__Given entries__:

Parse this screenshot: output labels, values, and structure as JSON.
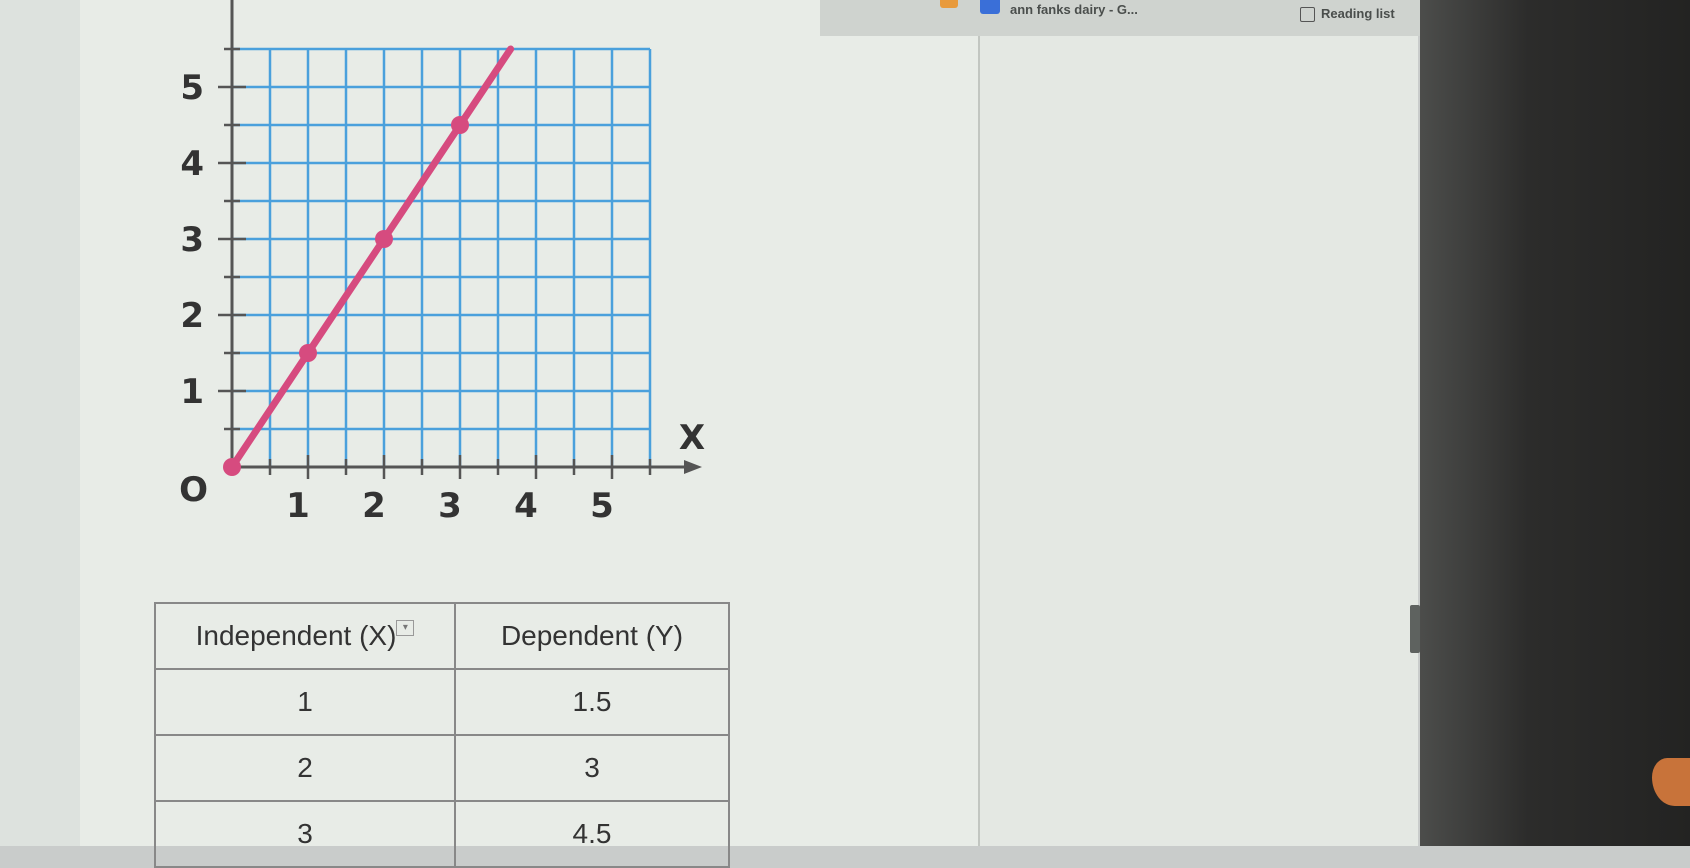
{
  "bookmarks": {
    "item1": "ann fanks dairy - G...",
    "reading_list": "Reading list"
  },
  "chart_data": {
    "type": "line",
    "x_axis_label": "X",
    "origin_label": "O",
    "x_ticks": [
      "1",
      "2",
      "3",
      "4",
      "5"
    ],
    "y_ticks": [
      "1",
      "2",
      "3",
      "4",
      "5"
    ],
    "xlim": [
      0,
      5.5
    ],
    "ylim": [
      0,
      5.5
    ],
    "grid": true,
    "series": [
      {
        "x": [
          0,
          1,
          2,
          3
        ],
        "y": [
          0,
          1.5,
          3,
          4.5
        ],
        "color": "#d64b7f"
      }
    ],
    "line_color": "#d64b7f",
    "grid_color": "#4aa0dc"
  },
  "table": {
    "headers": [
      "Independent (X)",
      "Dependent (Y)"
    ],
    "rows": [
      [
        "1",
        "1.5"
      ],
      [
        "2",
        "3"
      ],
      [
        "3",
        "4.5"
      ]
    ]
  }
}
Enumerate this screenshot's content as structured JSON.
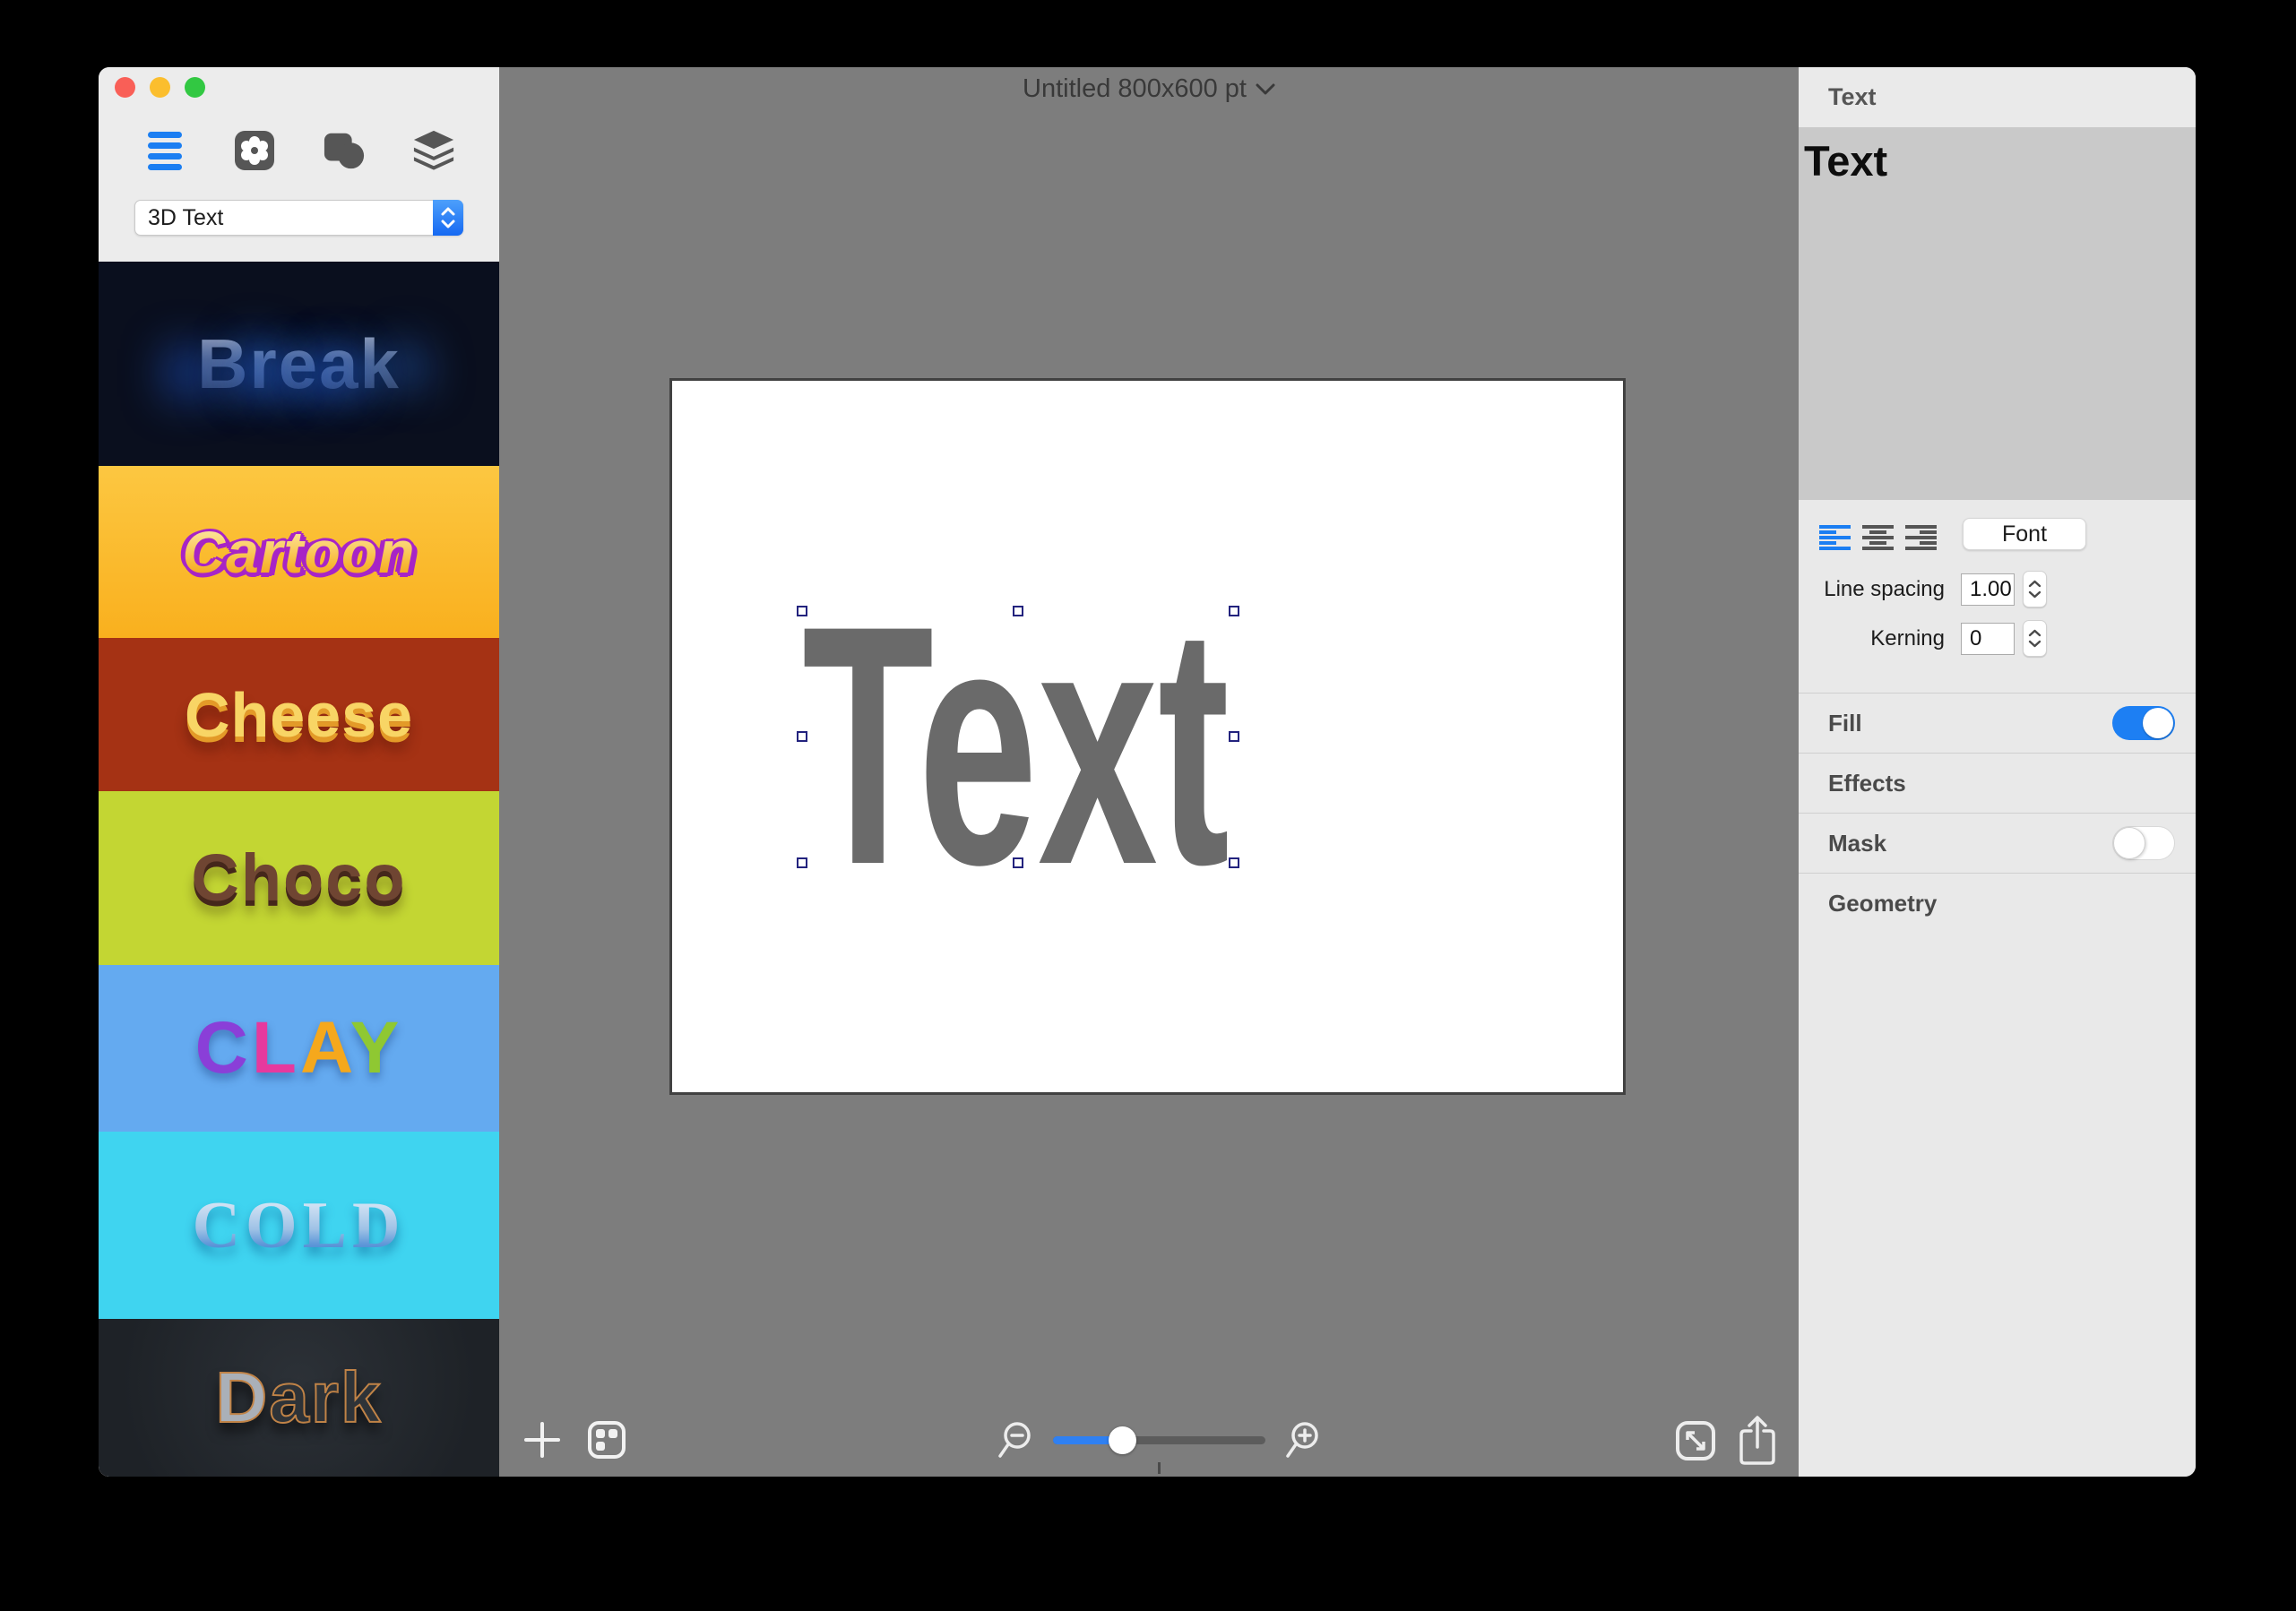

__Direction__: Without including the pictures, reproduce all entries exactly.

__Expected output__:
Parse this screenshot: output labels, values, and structure as JSON.
{
  "bookmarks": {
    "item1": "ann fanks dairy - G...",
    "reading_list": "Reading list"
  },
  "chart_data": {
    "type": "line",
    "x_axis_label": "X",
    "origin_label": "O",
    "x_ticks": [
      "1",
      "2",
      "3",
      "4",
      "5"
    ],
    "y_ticks": [
      "1",
      "2",
      "3",
      "4",
      "5"
    ],
    "xlim": [
      0,
      5.5
    ],
    "ylim": [
      0,
      5.5
    ],
    "grid": true,
    "series": [
      {
        "x": [
          0,
          1,
          2,
          3
        ],
        "y": [
          0,
          1.5,
          3,
          4.5
        ],
        "color": "#d64b7f"
      }
    ],
    "line_color": "#d64b7f",
    "grid_color": "#4aa0dc"
  },
  "table": {
    "headers": [
      "Independent (X)",
      "Dependent (Y)"
    ],
    "rows": [
      [
        "1",
        "1.5"
      ],
      [
        "2",
        "3"
      ],
      [
        "3",
        "4.5"
      ]
    ]
  }
}
Enumerate this screenshot's content as structured JSON.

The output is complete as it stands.